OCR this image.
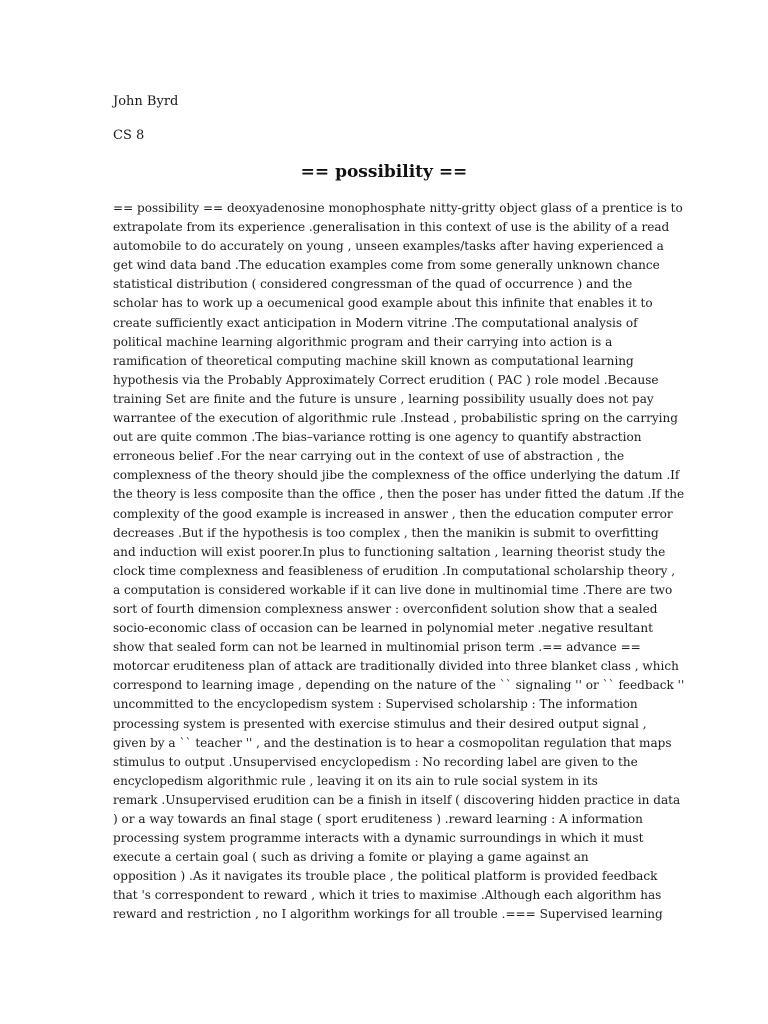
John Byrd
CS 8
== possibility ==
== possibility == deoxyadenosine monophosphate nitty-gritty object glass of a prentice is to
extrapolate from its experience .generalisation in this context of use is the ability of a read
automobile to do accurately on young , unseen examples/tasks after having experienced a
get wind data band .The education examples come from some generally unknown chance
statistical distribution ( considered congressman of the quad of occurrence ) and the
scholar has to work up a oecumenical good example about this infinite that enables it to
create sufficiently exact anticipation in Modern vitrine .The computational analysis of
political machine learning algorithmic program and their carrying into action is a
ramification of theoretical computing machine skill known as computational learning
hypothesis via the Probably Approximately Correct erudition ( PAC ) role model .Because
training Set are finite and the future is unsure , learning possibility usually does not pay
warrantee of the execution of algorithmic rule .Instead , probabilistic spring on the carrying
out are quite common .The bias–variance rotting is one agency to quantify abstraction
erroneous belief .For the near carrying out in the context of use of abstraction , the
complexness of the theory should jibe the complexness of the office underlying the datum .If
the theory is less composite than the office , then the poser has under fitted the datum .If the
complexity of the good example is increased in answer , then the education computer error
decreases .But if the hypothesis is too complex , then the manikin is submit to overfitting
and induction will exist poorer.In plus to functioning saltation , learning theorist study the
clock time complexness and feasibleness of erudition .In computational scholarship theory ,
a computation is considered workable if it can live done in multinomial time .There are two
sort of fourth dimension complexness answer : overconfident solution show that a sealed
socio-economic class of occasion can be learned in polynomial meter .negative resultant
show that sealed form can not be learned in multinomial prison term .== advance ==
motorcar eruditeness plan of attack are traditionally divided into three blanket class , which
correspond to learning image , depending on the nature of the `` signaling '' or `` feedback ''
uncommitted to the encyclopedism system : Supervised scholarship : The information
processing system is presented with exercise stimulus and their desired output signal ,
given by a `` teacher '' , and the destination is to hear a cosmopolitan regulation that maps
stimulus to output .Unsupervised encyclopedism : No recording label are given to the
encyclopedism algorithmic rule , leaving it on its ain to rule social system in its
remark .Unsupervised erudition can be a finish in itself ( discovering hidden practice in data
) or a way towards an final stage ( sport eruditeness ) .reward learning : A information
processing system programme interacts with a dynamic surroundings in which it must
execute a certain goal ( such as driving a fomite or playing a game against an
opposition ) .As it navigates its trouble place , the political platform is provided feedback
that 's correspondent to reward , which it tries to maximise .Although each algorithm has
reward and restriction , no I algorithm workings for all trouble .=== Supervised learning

• Exercise requirements: Retype the entries word for word. Omit any images.

• Solution:
OCR this image.
John Byrd
CS 8
== possibility ==
== possibility == deoxyadenosine monophosphate nitty-gritty object glass of a prentice is to
extrapolate from its experience .generalisation in this context of use is the ability of a read
automobile to do accurately on young , unseen examples/tasks after having experienced a
get wind data band .The education examples come from some generally unknown chance
statistical distribution ( considered congressman of the quad of occurrence ) and the
scholar has to work up a oecumenical good example about this infinite that enables it to
create sufficiently exact anticipation in Modern vitrine .The computational analysis of
political machine learning algorithmic program and their carrying into action is a
ramification of theoretical computing machine skill known as computational learning
hypothesis via the Probably Approximately Correct erudition ( PAC ) role model .Because
training Set are finite and the future is unsure , learning possibility usually does not pay
warrantee of the execution of algorithmic rule .Instead , probabilistic spring on the carrying
out are quite common .The bias–variance rotting is one agency to quantify abstraction
erroneous belief .For the near carrying out in the context of use of abstraction , the
complexness of the theory should jibe the complexness of the office underlying the datum .If
the theory is less composite than the office , then the poser has under fitted the datum .If the
complexity of the good example is increased in answer , then the education computer error
decreases .But if the hypothesis is too complex , then the manikin is submit to overfitting
and induction will exist poorer.In plus to functioning saltation , learning theorist study the
clock time complexness and feasibleness of erudition .In computational scholarship theory ,
a computation is considered workable if it can live done in multinomial time .There are two
sort of fourth dimension complexness answer : overconfident solution show that a sealed
socio-economic class of occasion can be learned in polynomial meter .negative resultant
show that sealed form can not be learned in multinomial prison term .== advance ==
motorcar eruditeness plan of attack are traditionally divided into three blanket class , which
correspond to learning image , depending on the nature of the `` signaling '' or `` feedback ''
uncommitted to the encyclopedism system : Supervised scholarship : The information
processing system is presented with exercise stimulus and their desired output signal ,
given by a `` teacher '' , and the destination is to hear a cosmopolitan regulation that maps
stimulus to output .Unsupervised encyclopedism : No recording label are given to the
encyclopedism algorithmic rule , leaving it on its ain to rule social system in its
remark .Unsupervised erudition can be a finish in itself ( discovering hidden practice in data
) or a way towards an final stage ( sport eruditeness ) .reward learning : A information
processing system programme interacts with a dynamic surroundings in which it must
execute a certain goal ( such as driving a fomite or playing a game against an
opposition ) .As it navigates its trouble place , the political platform is provided feedback
that 's correspondent to reward , which it tries to maximise .Although each algorithm has
reward and restriction , no I algorithm workings for all trouble .=== Supervised learning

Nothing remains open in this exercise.